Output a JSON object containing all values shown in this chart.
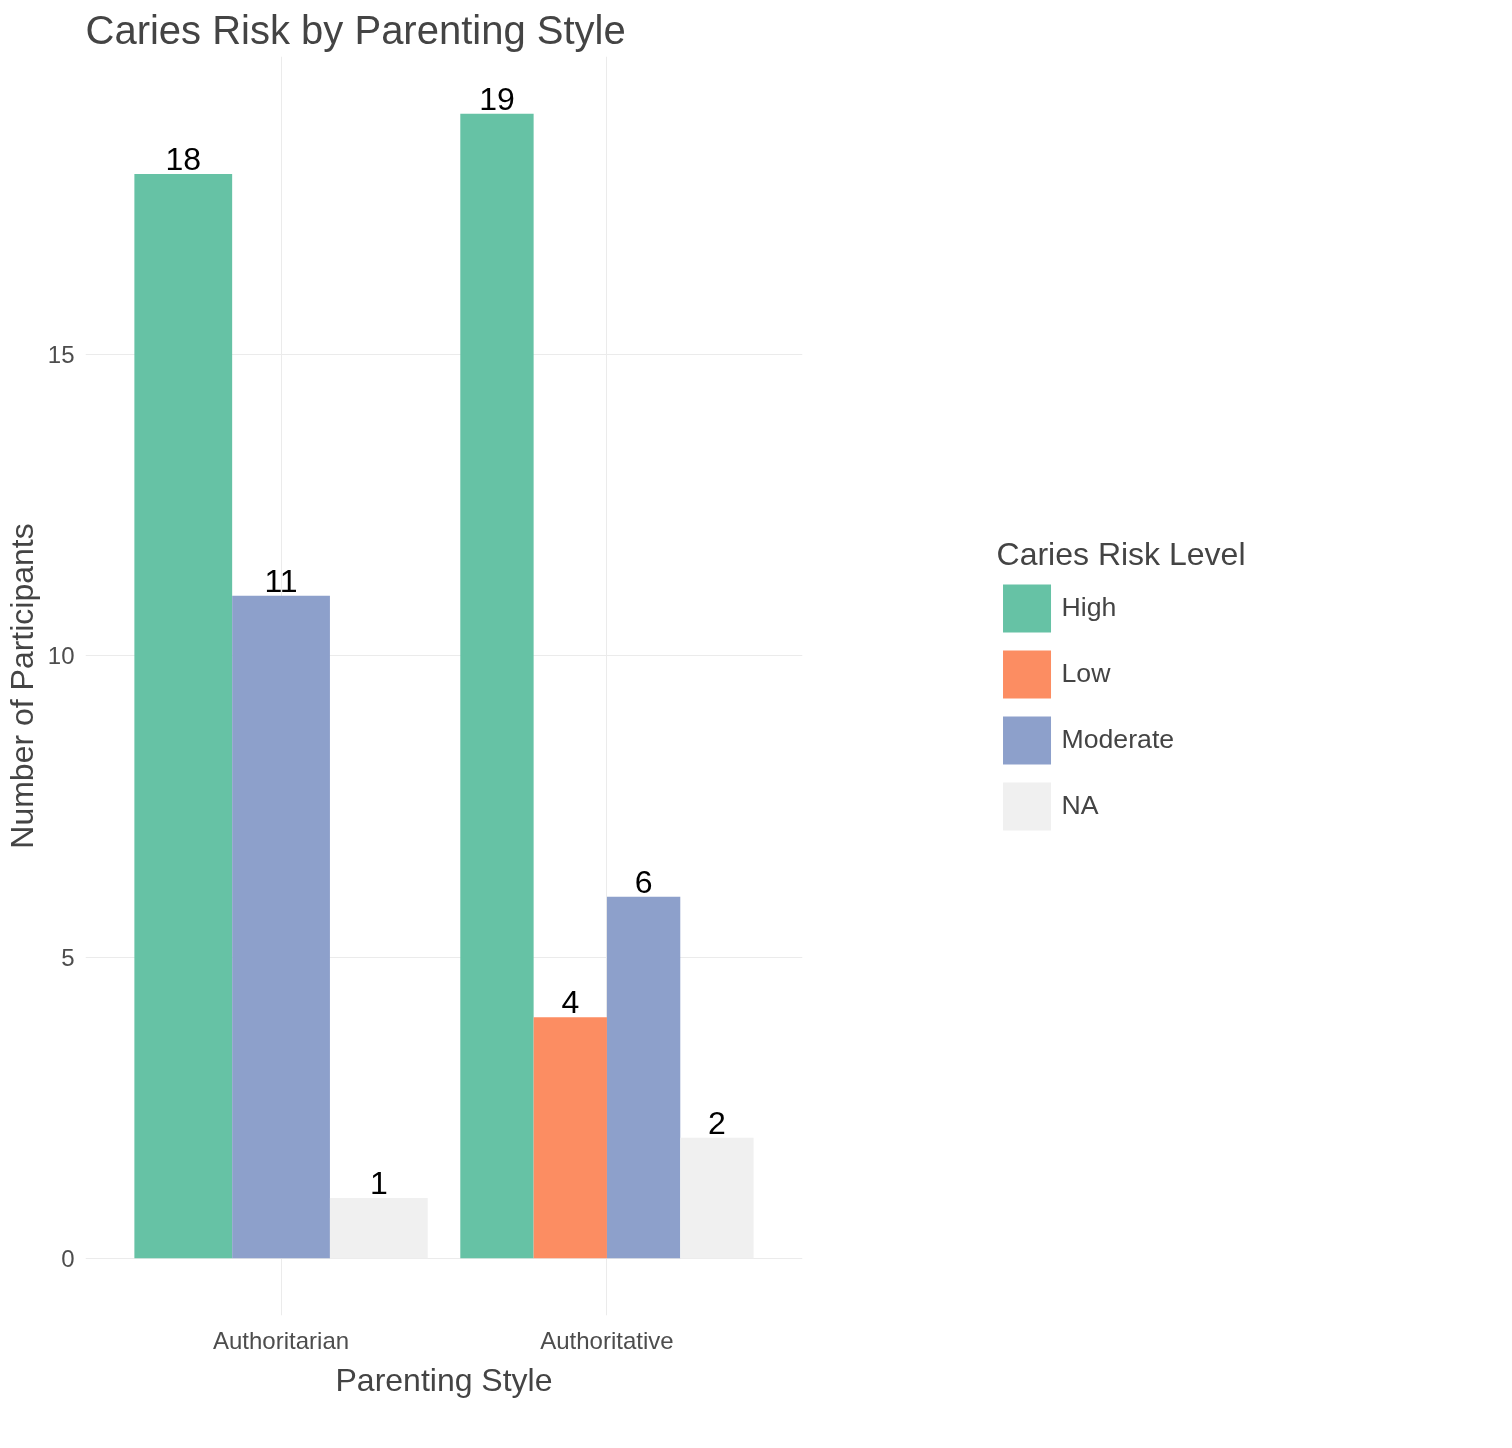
{
  "chart_data": {
    "type": "bar",
    "title": "Caries Risk by Parenting Style",
    "xlabel": "Parenting Style",
    "ylabel": "Number of Participants",
    "legend_title": "Caries Risk Level",
    "categories": [
      "Authoritarian",
      "Authoritative"
    ],
    "series": [
      {
        "name": "High",
        "color": "#66c2a5",
        "values": [
          18,
          19
        ]
      },
      {
        "name": "Low",
        "color": "#fc8d62",
        "values": [
          null,
          4
        ]
      },
      {
        "name": "Moderate",
        "color": "#8da0cb",
        "values": [
          11,
          6
        ]
      },
      {
        "name": "NA",
        "color": "#f0f0f0",
        "values": [
          1,
          2
        ]
      }
    ],
    "ylim": [
      -0.95,
      19.95
    ],
    "yticks": [
      0,
      5,
      10,
      15
    ],
    "grid": true,
    "legend": "right",
    "data_labels": true
  }
}
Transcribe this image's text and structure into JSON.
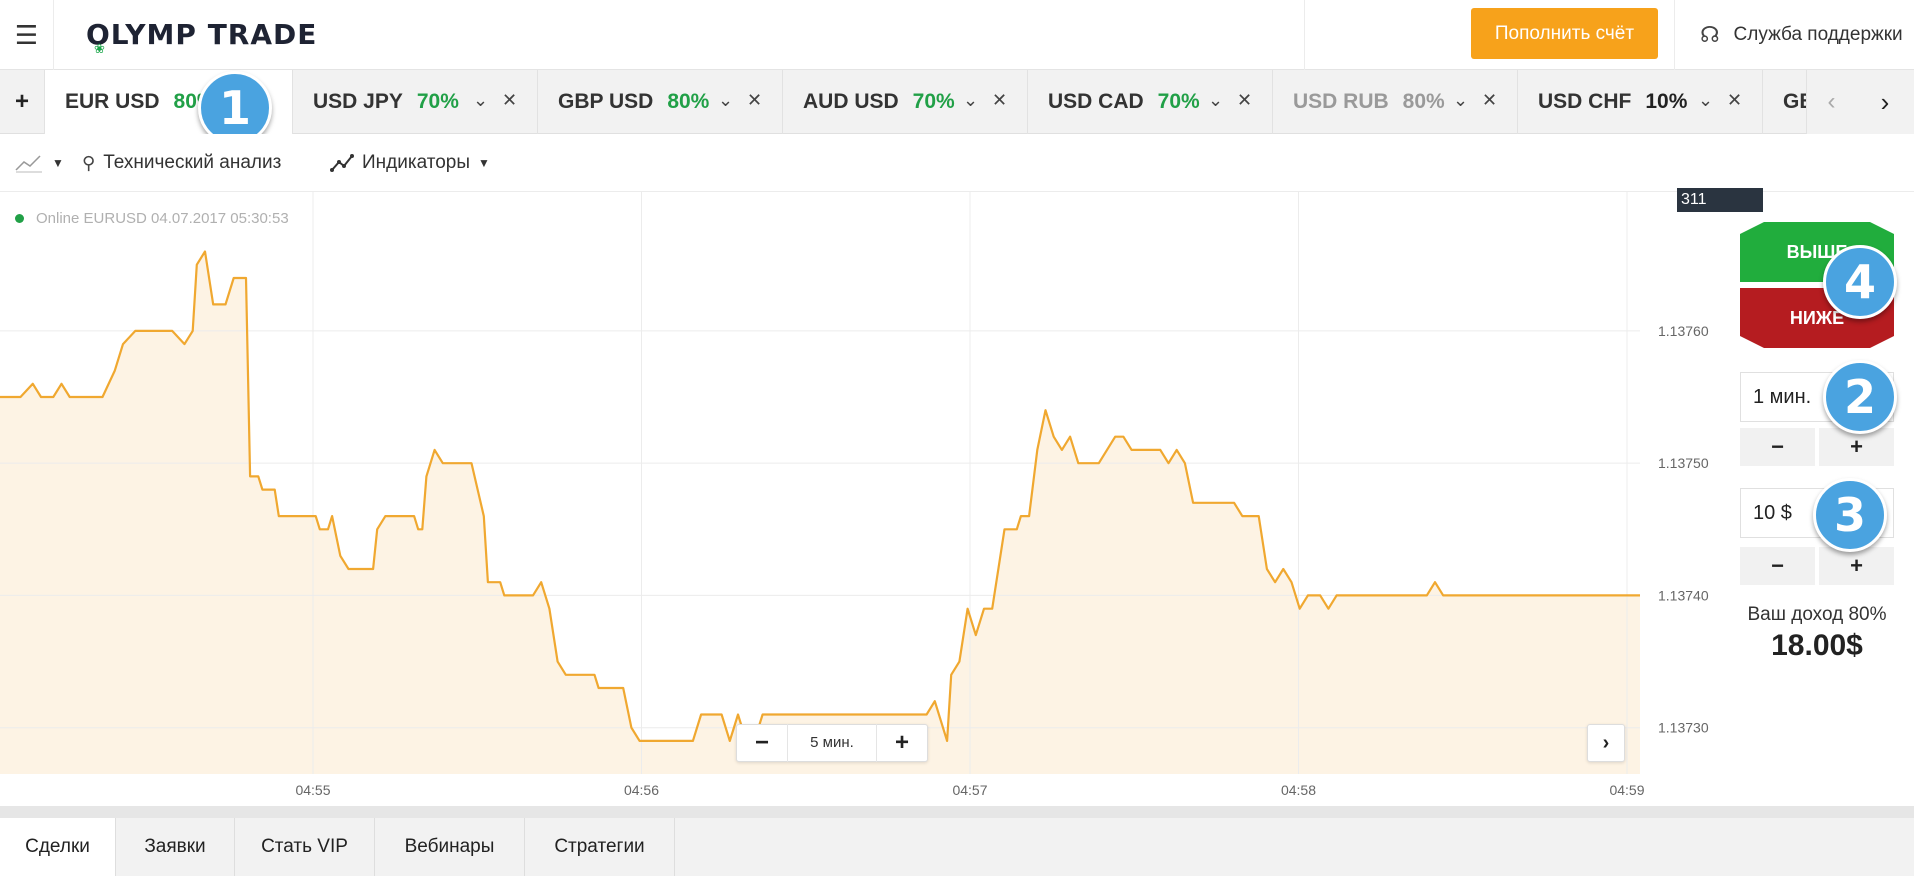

Task prompt —
Set down the complete material exactly, but do not include the images.

Result for this exercise —
Output a JSON object containing all values shown in this chart.
{
  "chart_data": {
    "type": "bar",
    "title": "Caries Risk by Parenting Style",
    "xlabel": "Parenting Style",
    "ylabel": "Number of Participants",
    "legend_title": "Caries Risk Level",
    "categories": [
      "Authoritarian",
      "Authoritative"
    ],
    "series": [
      {
        "name": "High",
        "color": "#66c2a5",
        "values": [
          18,
          19
        ]
      },
      {
        "name": "Low",
        "color": "#fc8d62",
        "values": [
          null,
          4
        ]
      },
      {
        "name": "Moderate",
        "color": "#8da0cb",
        "values": [
          11,
          6
        ]
      },
      {
        "name": "NA",
        "color": "#f0f0f0",
        "values": [
          1,
          2
        ]
      }
    ],
    "ylim": [
      -0.95,
      19.95
    ],
    "yticks": [
      0,
      5,
      10,
      15
    ],
    "grid": true,
    "legend": "right",
    "data_labels": true
  }
}
Transcribe this image's text and structure into JSON.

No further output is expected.